Data shown -
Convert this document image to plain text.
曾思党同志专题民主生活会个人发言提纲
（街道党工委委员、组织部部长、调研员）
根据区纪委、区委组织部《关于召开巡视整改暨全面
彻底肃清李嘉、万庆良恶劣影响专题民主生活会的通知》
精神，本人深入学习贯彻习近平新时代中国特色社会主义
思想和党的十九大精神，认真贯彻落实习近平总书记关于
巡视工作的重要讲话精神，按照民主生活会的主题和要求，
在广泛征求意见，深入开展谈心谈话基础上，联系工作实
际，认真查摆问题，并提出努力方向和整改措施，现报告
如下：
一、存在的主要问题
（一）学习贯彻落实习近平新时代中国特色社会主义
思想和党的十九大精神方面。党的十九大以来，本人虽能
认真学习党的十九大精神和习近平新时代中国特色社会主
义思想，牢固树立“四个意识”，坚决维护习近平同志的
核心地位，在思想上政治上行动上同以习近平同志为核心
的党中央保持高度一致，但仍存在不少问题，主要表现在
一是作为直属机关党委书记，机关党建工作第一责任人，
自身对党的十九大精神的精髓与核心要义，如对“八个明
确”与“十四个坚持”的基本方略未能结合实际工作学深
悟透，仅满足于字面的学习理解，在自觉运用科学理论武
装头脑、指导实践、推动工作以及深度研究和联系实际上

What the exercise asks - Retype the entries exactly, including every line.

Problem solution -
Convert this document image to plain text.
曾思党同志专题民主生活会个人发言提纲
（街道党工委委员、组织部部长、调研员）
根据区纪委、区委组织部《关于召开巡视整改暨全面
彻底肃清李嘉、万庆良恶劣影响专题民主生活会的通知》
精神，本人深入学习贯彻习近平新时代中国特色社会主义
思想和党的十九大精神，认真贯彻落实习近平总书记关于
巡视工作的重要讲话精神，按照民主生活会的主题和要求，
在广泛征求意见，深入开展谈心谈话基础上，联系工作实
际，认真查摆问题，并提出努力方向和整改措施，现报告
如下：
一、存在的主要问题
（一）学习贯彻落实习近平新时代中国特色社会主义
思想和党的十九大精神方面。党的十九大以来，本人虽能
认真学习党的十九大精神和习近平新时代中国特色社会主
义思想，牢固树立“四个意识”，坚决维护习近平同志的
核心地位，在思想上政治上行动上同以习近平同志为核心
的党中央保持高度一致，但仍存在不少问题，主要表现在
一是作为直属机关党委书记，机关党建工作第一责任人，
自身对党的十九大精神的精髓与核心要义，如对“八个明
确”与“十四个坚持”的基本方略未能结合实际工作学深
悟透，仅满足于字面的学习理解，在自觉运用科学理论武
装头脑、指导实践、推动工作以及深度研究和联系实际上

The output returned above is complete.